>> begin Excerpted records
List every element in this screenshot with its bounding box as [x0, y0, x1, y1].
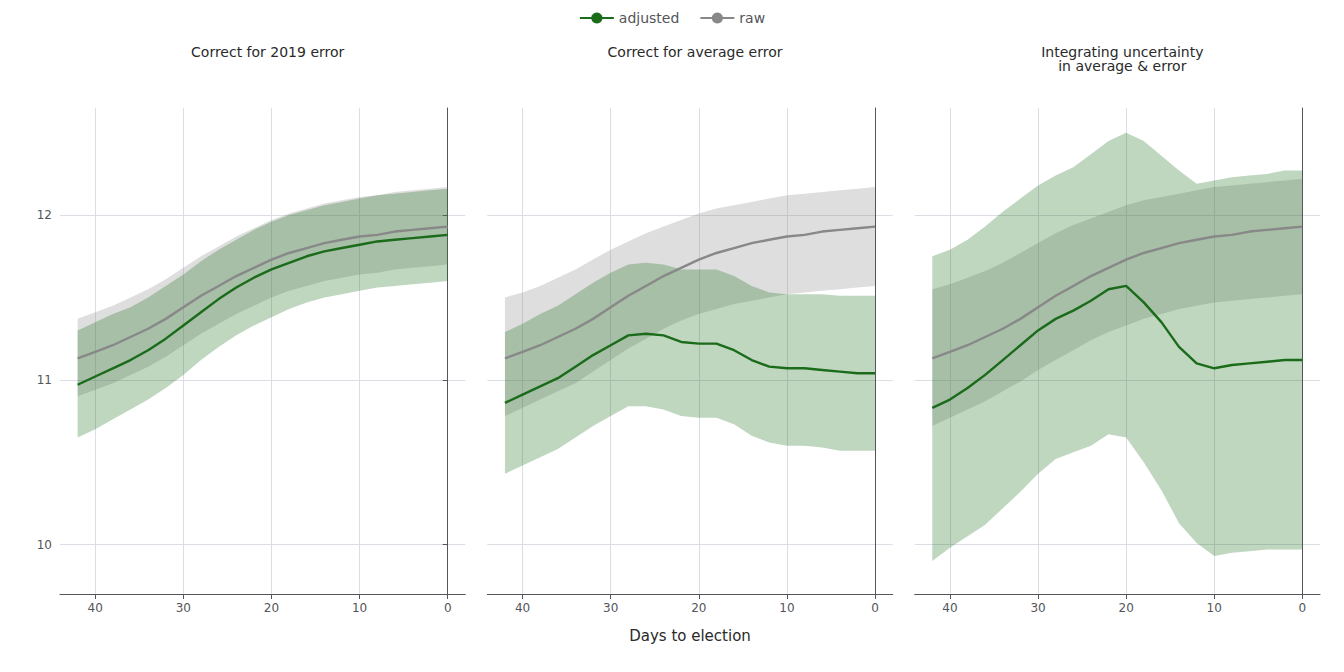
svg-text:0: 0 [1299, 601, 1307, 615]
svg-text:20: 20 [691, 601, 706, 615]
svg-text:40: 40 [942, 601, 957, 615]
svg-text:0: 0 [871, 601, 879, 615]
svg-text:40: 40 [515, 601, 530, 615]
svg-text:40: 40 [88, 601, 103, 615]
svg-text:10: 10 [352, 601, 367, 615]
svg-text:30: 30 [603, 601, 618, 615]
svg-text:30: 30 [176, 601, 191, 615]
svg-text:30: 30 [1030, 601, 1045, 615]
svg-text:Correct for average error: Correct for average error [608, 44, 783, 60]
svg-text:Days to election: Days to election [629, 627, 751, 645]
svg-text:10: 10 [779, 601, 794, 615]
svg-text:10: 10 [37, 538, 52, 552]
svg-text:raw: raw [739, 10, 765, 26]
svg-text:adjusted: adjusted [619, 10, 680, 26]
svg-text:11: 11 [37, 373, 52, 387]
svg-text:12: 12 [37, 208, 52, 222]
svg-text:0: 0 [444, 601, 452, 615]
svg-text:10: 10 [1207, 601, 1222, 615]
svg-text:Correct for 2019 error: Correct for 2019 error [191, 44, 344, 60]
svg-text:Integrating uncertainty: Integrating uncertainty [1041, 44, 1204, 60]
svg-text:20: 20 [264, 601, 279, 615]
svg-text:in average & error: in average & error [1058, 58, 1186, 74]
svg-text:20: 20 [1119, 601, 1134, 615]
>> end Excerpted records
> [Set task] Render every line of the items above as a JSON list of strings, one string per line, omitting blank lines and leaving out the pictures.

> [Final result]
[
  "List every element in this screenshot with its bounding box as [x0, y0, x1, y1].",
  "svg-text:0: 0 [1299, 601, 1307, 615]",
  "svg-text:20: 20 [691, 601, 706, 615]",
  "svg-text:40: 40 [942, 601, 957, 615]",
  "svg-text:0: 0 [871, 601, 879, 615]",
  "svg-text:40: 40 [515, 601, 530, 615]",
  "svg-text:40: 40 [88, 601, 103, 615]",
  "svg-text:10: 10 [352, 601, 367, 615]",
  "svg-text:30: 30 [603, 601, 618, 615]",
  "svg-text:30: 30 [176, 601, 191, 615]",
  "svg-text:30: 30 [1030, 601, 1045, 615]",
  "svg-text:Correct for average error: Correct for average error [608, 44, 783, 60]",
  "svg-text:Days to election: Days to election [629, 627, 751, 645]",
  "svg-text:10: 10 [779, 601, 794, 615]",
  "svg-text:10: 10 [37, 538, 52, 552]",
  "svg-text:raw: raw [739, 10, 765, 26]",
  "svg-text:adjusted: adjusted [619, 10, 680, 26]",
  "svg-text:11: 11 [37, 373, 52, 387]",
  "svg-text:12: 12 [37, 208, 52, 222]",
  "svg-text:0: 0 [444, 601, 452, 615]",
  "svg-text:10: 10 [1207, 601, 1222, 615]",
  "svg-text:Correct for 2019 error: Correct for 2019 error [191, 44, 344, 60]",
  "svg-text:Integrating uncertainty: Integrating uncertainty [1041, 44, 1204, 60]",
  "svg-text:20: 20 [264, 601, 279, 615]",
  "svg-text:in average & error: in average & error [1058, 58, 1186, 74]",
  "svg-text:20: 20 [1119, 601, 1134, 615]"
]